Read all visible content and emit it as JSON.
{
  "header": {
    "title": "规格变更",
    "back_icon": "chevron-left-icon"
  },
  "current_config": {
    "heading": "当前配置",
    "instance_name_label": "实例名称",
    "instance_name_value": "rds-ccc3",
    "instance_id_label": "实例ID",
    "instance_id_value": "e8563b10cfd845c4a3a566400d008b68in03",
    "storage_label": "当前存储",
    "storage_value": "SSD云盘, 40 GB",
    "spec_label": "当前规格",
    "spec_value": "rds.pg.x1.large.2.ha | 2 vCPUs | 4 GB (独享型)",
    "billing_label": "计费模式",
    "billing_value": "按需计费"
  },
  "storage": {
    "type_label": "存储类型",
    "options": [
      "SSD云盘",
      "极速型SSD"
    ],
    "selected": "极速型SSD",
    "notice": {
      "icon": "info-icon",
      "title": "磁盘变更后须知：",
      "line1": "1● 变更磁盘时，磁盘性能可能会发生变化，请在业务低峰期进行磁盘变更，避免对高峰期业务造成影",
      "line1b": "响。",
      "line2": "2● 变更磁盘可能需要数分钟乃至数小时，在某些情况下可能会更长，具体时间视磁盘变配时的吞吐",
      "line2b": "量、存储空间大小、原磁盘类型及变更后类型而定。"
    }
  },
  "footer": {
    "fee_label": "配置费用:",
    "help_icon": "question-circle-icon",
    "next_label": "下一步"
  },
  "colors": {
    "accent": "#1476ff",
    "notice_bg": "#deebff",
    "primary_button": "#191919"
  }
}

• Task
Retype the data in full and match it exactly.

• Output for this exercise
Read all visible content and emit it as JSON.
{
  "header": {
    "title": "规格变更",
    "back_icon": "chevron-left-icon"
  },
  "current_config": {
    "heading": "当前配置",
    "instance_name_label": "实例名称",
    "instance_name_value": "rds-ccc3",
    "instance_id_label": "实例ID",
    "instance_id_value": "e8563b10cfd845c4a3a566400d008b68in03",
    "storage_label": "当前存储",
    "storage_value": "SSD云盘, 40 GB",
    "spec_label": "当前规格",
    "spec_value": "rds.pg.x1.large.2.ha | 2 vCPUs | 4 GB (独享型)",
    "billing_label": "计费模式",
    "billing_value": "按需计费"
  },
  "storage": {
    "type_label": "存储类型",
    "options": [
      "SSD云盘",
      "极速型SSD"
    ],
    "selected": "极速型SSD",
    "notice": {
      "icon": "info-icon",
      "title": "磁盘变更后须知：",
      "line1": "1● 变更磁盘时，磁盘性能可能会发生变化，请在业务低峰期进行磁盘变更，避免对高峰期业务造成影",
      "line1b": "响。",
      "line2": "2● 变更磁盘可能需要数分钟乃至数小时，在某些情况下可能会更长，具体时间视磁盘变配时的吞吐",
      "line2b": "量、存储空间大小、原磁盘类型及变更后类型而定。"
    }
  },
  "footer": {
    "fee_label": "配置费用:",
    "help_icon": "question-circle-icon",
    "next_label": "下一步"
  },
  "colors": {
    "accent": "#1476ff",
    "notice_bg": "#deebff",
    "primary_button": "#191919"
  }
}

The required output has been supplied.